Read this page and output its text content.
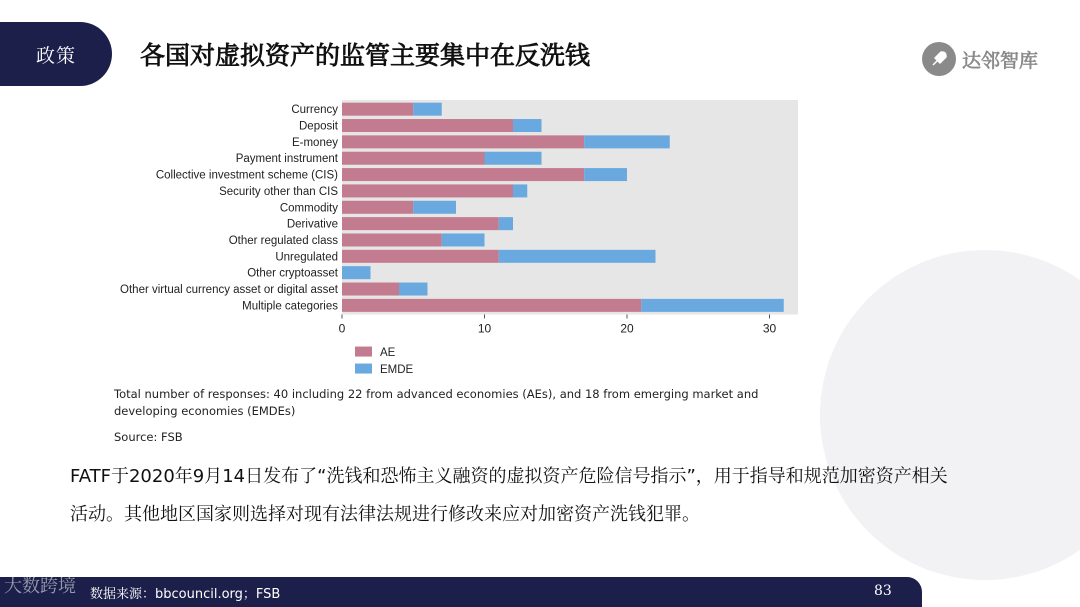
政策	各国对虚拟资产的监管主要集中在反洗钱	达邻智库
Currency
Deposit
E-money
Payment instrument
Collective investment scheme (CIS)
Security other than CIS
Commodity
Derivative
Other regulated class
Unregulated
Other cryptoasset
Other virtual currency asset or digital asset
Multiple categories
0	10	20	30
AE
EMDE
Total number of responses: 40 including 22 from advanced economies (AEs), and 18 from emerging market and developing economies (EMDEs)
Source: FSB
FATF于2020年9月14日发布了“洗钱和恐怖主义融资的虚拟资产危险信号指示”，用于指导和规范加密资产相关活动。其他地区国家则选择对现有法律法规进行修改来应对加密资产洗钱犯罪。
大数跨境 数据来源：bbcouncil.org；FSB	83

==================================================

§ TASK REQUIREMENTS
Write out the listing word for word, omitting the pictures it holds.

§ OUTPUT OF THE EXERCISE
Read this page and output its text content.
政策	各国对虚拟资产的监管主要集中在反洗钱	达邻智库
Currency
Deposit
E-money
Payment instrument
Collective investment scheme (CIS)
Security other than CIS
Commodity
Derivative
Other regulated class
Unregulated
Other cryptoasset
Other virtual currency asset or digital asset
Multiple categories
0	10	20	30
AE
EMDE
Total number of responses: 40 including 22 from advanced economies (AEs), and 18 from emerging market and developing economies (EMDEs)
Source: FSB
FATF于2020年9月14日发布了“洗钱和恐怖主义融资的虚拟资产危险信号指示”，用于指导和规范加密资产相关活动。其他地区国家则选择对现有法律法规进行修改来应对加密资产洗钱犯罪。
大数跨境 数据来源：bbcouncil.org；FSB	83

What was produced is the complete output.